YOUR TASK
Return the records word for word. Any pictures in them are not part of the copy.

SOURCE MATERIAL
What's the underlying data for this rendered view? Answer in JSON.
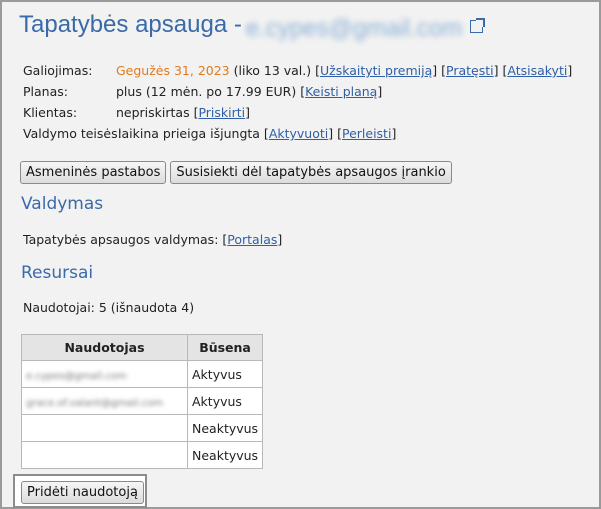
{
  "header": {
    "title": "Tapatybės apsauga -",
    "email_blurred": "e.cypes@gmail.com",
    "external_icon": "external-link-icon"
  },
  "info": {
    "validity": {
      "label": "Galiojimas:",
      "date": "Gegužės 31, 2023",
      "remaining": "(liko 13 val.)",
      "links": [
        "Užskaityti premiją",
        "Pratęsti",
        "Atsisakyti"
      ]
    },
    "plan": {
      "label": "Planas:",
      "value": "plus (12 mėn. po 17.99 EUR)",
      "link": "Keisti planą"
    },
    "client": {
      "label": "Klientas:",
      "value": "nepriskirtas",
      "link": "Priskirti"
    },
    "admin": {
      "label": "Valdymo teisės:",
      "value": "laikina prieiga išjungta",
      "links": [
        "Aktyvuoti",
        "Perleisti"
      ]
    }
  },
  "buttons": {
    "notes": "Asmeninės pastabos",
    "connect": "Susisiekti dėl tapatybės apsaugos įrankio"
  },
  "management": {
    "heading": "Valdymas",
    "label": "Tapatybės apsaugos valdymas:",
    "link": "Portalas"
  },
  "resources": {
    "heading": "Resursai",
    "users_count": "Naudotojai: 5 (išnaudota 4)"
  },
  "users_table": {
    "headers": [
      "Naudotojas",
      "Būsena"
    ],
    "rows": [
      {
        "user": "e.cypes@gmail.com",
        "status": "Aktyvus"
      },
      {
        "user": "grace.of.valant@gmail.com",
        "status": "Aktyvus"
      },
      {
        "user": "",
        "status": "Neaktyvus"
      },
      {
        "user": "",
        "status": "Neaktyvus"
      }
    ]
  },
  "add_user_button": "Pridėti naudotoją",
  "colors": {
    "heading": "#3a6aa8",
    "link": "#2f5fa6",
    "date": "#e07a1f",
    "background": "#f2f2f2"
  }
}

OUTPUT FOR THIS EXERCISE
What's the underlying data for this rendered view? Answer in JSON.
{
  "header": {
    "title": "Tapatybės apsauga -",
    "email_blurred": "e.cypes@gmail.com",
    "external_icon": "external-link-icon"
  },
  "info": {
    "validity": {
      "label": "Galiojimas:",
      "date": "Gegužės 31, 2023",
      "remaining": "(liko 13 val.)",
      "links": [
        "Užskaityti premiją",
        "Pratęsti",
        "Atsisakyti"
      ]
    },
    "plan": {
      "label": "Planas:",
      "value": "plus (12 mėn. po 17.99 EUR)",
      "link": "Keisti planą"
    },
    "client": {
      "label": "Klientas:",
      "value": "nepriskirtas",
      "link": "Priskirti"
    },
    "admin": {
      "label": "Valdymo teisės:",
      "value": "laikina prieiga išjungta",
      "links": [
        "Aktyvuoti",
        "Perleisti"
      ]
    }
  },
  "buttons": {
    "notes": "Asmeninės pastabos",
    "connect": "Susisiekti dėl tapatybės apsaugos įrankio"
  },
  "management": {
    "heading": "Valdymas",
    "label": "Tapatybės apsaugos valdymas:",
    "link": "Portalas"
  },
  "resources": {
    "heading": "Resursai",
    "users_count": "Naudotojai: 5 (išnaudota 4)"
  },
  "users_table": {
    "headers": [
      "Naudotojas",
      "Būsena"
    ],
    "rows": [
      {
        "user": "e.cypes@gmail.com",
        "status": "Aktyvus"
      },
      {
        "user": "grace.of.valant@gmail.com",
        "status": "Aktyvus"
      },
      {
        "user": "",
        "status": "Neaktyvus"
      },
      {
        "user": "",
        "status": "Neaktyvus"
      }
    ]
  },
  "add_user_button": "Pridėti naudotoją",
  "colors": {
    "heading": "#3a6aa8",
    "link": "#2f5fa6",
    "date": "#e07a1f",
    "background": "#f2f2f2"
  }
}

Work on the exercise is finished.